> _Task instructions_
Write down each entry again, exactly as it reads.

> _Listing_
— start —
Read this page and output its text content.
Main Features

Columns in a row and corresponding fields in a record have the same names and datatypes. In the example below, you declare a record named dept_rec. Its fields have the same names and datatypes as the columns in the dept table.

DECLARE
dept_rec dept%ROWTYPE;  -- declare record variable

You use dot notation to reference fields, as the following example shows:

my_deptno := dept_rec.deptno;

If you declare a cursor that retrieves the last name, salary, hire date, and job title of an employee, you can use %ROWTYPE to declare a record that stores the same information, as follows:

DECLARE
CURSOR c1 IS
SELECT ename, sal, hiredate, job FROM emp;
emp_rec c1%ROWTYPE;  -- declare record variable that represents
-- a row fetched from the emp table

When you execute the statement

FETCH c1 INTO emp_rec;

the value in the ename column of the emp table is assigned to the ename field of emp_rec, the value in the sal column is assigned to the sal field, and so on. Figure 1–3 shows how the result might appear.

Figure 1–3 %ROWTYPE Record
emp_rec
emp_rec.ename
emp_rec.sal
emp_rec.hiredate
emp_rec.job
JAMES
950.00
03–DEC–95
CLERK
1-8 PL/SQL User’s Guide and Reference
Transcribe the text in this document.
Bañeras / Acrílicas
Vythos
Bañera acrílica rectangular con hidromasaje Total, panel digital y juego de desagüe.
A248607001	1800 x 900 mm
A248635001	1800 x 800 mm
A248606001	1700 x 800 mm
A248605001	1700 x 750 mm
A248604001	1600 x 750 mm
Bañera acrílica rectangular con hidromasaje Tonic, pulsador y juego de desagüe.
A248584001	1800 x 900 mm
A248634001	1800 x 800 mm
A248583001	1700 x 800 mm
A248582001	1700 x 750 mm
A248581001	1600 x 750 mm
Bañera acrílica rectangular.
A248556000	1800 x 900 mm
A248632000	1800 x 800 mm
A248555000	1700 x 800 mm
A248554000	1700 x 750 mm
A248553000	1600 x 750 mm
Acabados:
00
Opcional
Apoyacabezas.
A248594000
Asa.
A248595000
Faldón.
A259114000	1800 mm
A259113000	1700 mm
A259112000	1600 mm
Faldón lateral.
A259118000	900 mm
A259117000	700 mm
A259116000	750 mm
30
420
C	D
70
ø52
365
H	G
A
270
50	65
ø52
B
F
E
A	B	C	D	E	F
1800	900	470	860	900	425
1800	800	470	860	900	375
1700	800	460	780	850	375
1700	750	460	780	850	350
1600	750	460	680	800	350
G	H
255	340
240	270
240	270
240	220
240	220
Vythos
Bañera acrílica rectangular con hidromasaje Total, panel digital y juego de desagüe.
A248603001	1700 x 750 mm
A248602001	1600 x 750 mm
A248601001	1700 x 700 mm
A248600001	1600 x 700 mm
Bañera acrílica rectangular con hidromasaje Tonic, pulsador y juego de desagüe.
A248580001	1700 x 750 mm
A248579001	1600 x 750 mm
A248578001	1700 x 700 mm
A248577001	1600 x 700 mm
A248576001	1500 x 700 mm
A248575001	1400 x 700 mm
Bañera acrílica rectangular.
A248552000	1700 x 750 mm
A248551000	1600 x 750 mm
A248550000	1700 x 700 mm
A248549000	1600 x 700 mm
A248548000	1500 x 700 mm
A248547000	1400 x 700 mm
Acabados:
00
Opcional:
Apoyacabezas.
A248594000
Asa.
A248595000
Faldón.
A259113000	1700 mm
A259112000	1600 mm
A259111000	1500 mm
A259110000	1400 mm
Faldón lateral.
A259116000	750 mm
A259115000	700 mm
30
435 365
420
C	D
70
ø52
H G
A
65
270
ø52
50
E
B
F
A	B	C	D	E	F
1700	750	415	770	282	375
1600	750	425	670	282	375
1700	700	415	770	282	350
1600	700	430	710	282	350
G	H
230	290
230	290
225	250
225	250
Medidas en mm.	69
— end —
> _Complete response_
Read this page and output its text content.
Main Features

Columns in a row and corresponding fields in a record have the same names and datatypes. In the example below, you declare a record named dept_rec. Its fields have the same names and datatypes as the columns in the dept table.

DECLARE
dept_rec dept%ROWTYPE;  -- declare record variable

You use dot notation to reference fields, as the following example shows:

my_deptno := dept_rec.deptno;

If you declare a cursor that retrieves the last name, salary, hire date, and job title of an employee, you can use %ROWTYPE to declare a record that stores the same information, as follows:

DECLARE
CURSOR c1 IS
SELECT ename, sal, hiredate, job FROM emp;
emp_rec c1%ROWTYPE;  -- declare record variable that represents
-- a row fetched from the emp table

When you execute the statement

FETCH c1 INTO emp_rec;

the value in the ename column of the emp table is assigned to the ename field of emp_rec, the value in the sal column is assigned to the sal field, and so on. Figure 1–3 shows how the result might appear.

Figure 1–3 %ROWTYPE Record
emp_rec
emp_rec.ename
emp_rec.sal
emp_rec.hiredate
emp_rec.job
JAMES
950.00
03–DEC–95
CLERK
1-8 PL/SQL User’s Guide and Reference
Transcribe the text in this document.
Bañeras / Acrílicas
Vythos
Bañera acrílica rectangular con hidromasaje Total, panel digital y juego de desagüe.
A248607001	1800 x 900 mm
A248635001	1800 x 800 mm
A248606001	1700 x 800 mm
A248605001	1700 x 750 mm
A248604001	1600 x 750 mm
Bañera acrílica rectangular con hidromasaje Tonic, pulsador y juego de desagüe.
A248584001	1800 x 900 mm
A248634001	1800 x 800 mm
A248583001	1700 x 800 mm
A248582001	1700 x 750 mm
A248581001	1600 x 750 mm
Bañera acrílica rectangular.
A248556000	1800 x 900 mm
A248632000	1800 x 800 mm
A248555000	1700 x 800 mm
A248554000	1700 x 750 mm
A248553000	1600 x 750 mm
Acabados:
00
Opcional
Apoyacabezas.
A248594000
Asa.
A248595000
Faldón.
A259114000	1800 mm
A259113000	1700 mm
A259112000	1600 mm
Faldón lateral.
A259118000	900 mm
A259117000	700 mm
A259116000	750 mm
30
420
C	D
70
ø52
365
H	G
A
270
50	65
ø52
B
F
E
A	B	C	D	E	F
1800	900	470	860	900	425
1800	800	470	860	900	375
1700	800	460	780	850	375
1700	750	460	780	850	350
1600	750	460	680	800	350
G	H
255	340
240	270
240	270
240	220
240	220
Vythos
Bañera acrílica rectangular con hidromasaje Total, panel digital y juego de desagüe.
A248603001	1700 x 750 mm
A248602001	1600 x 750 mm
A248601001	1700 x 700 mm
A248600001	1600 x 700 mm
Bañera acrílica rectangular con hidromasaje Tonic, pulsador y juego de desagüe.
A248580001	1700 x 750 mm
A248579001	1600 x 750 mm
A248578001	1700 x 700 mm
A248577001	1600 x 700 mm
A248576001	1500 x 700 mm
A248575001	1400 x 700 mm
Bañera acrílica rectangular.
A248552000	1700 x 750 mm
A248551000	1600 x 750 mm
A248550000	1700 x 700 mm
A248549000	1600 x 700 mm
A248548000	1500 x 700 mm
A248547000	1400 x 700 mm
Acabados:
00
Opcional:
Apoyacabezas.
A248594000
Asa.
A248595000
Faldón.
A259113000	1700 mm
A259112000	1600 mm
A259111000	1500 mm
A259110000	1400 mm
Faldón lateral.
A259116000	750 mm
A259115000	700 mm
30
435 365
420
C	D
70
ø52
H G
A
65
270
ø52
50
E
B
F
A	B	C	D	E	F
1700	750	415	770	282	375
1600	750	425	670	282	375
1700	700	415	770	282	350
1600	700	430	710	282	350
G	H
230	290
230	290
225	250
225	250
Medidas en mm.	69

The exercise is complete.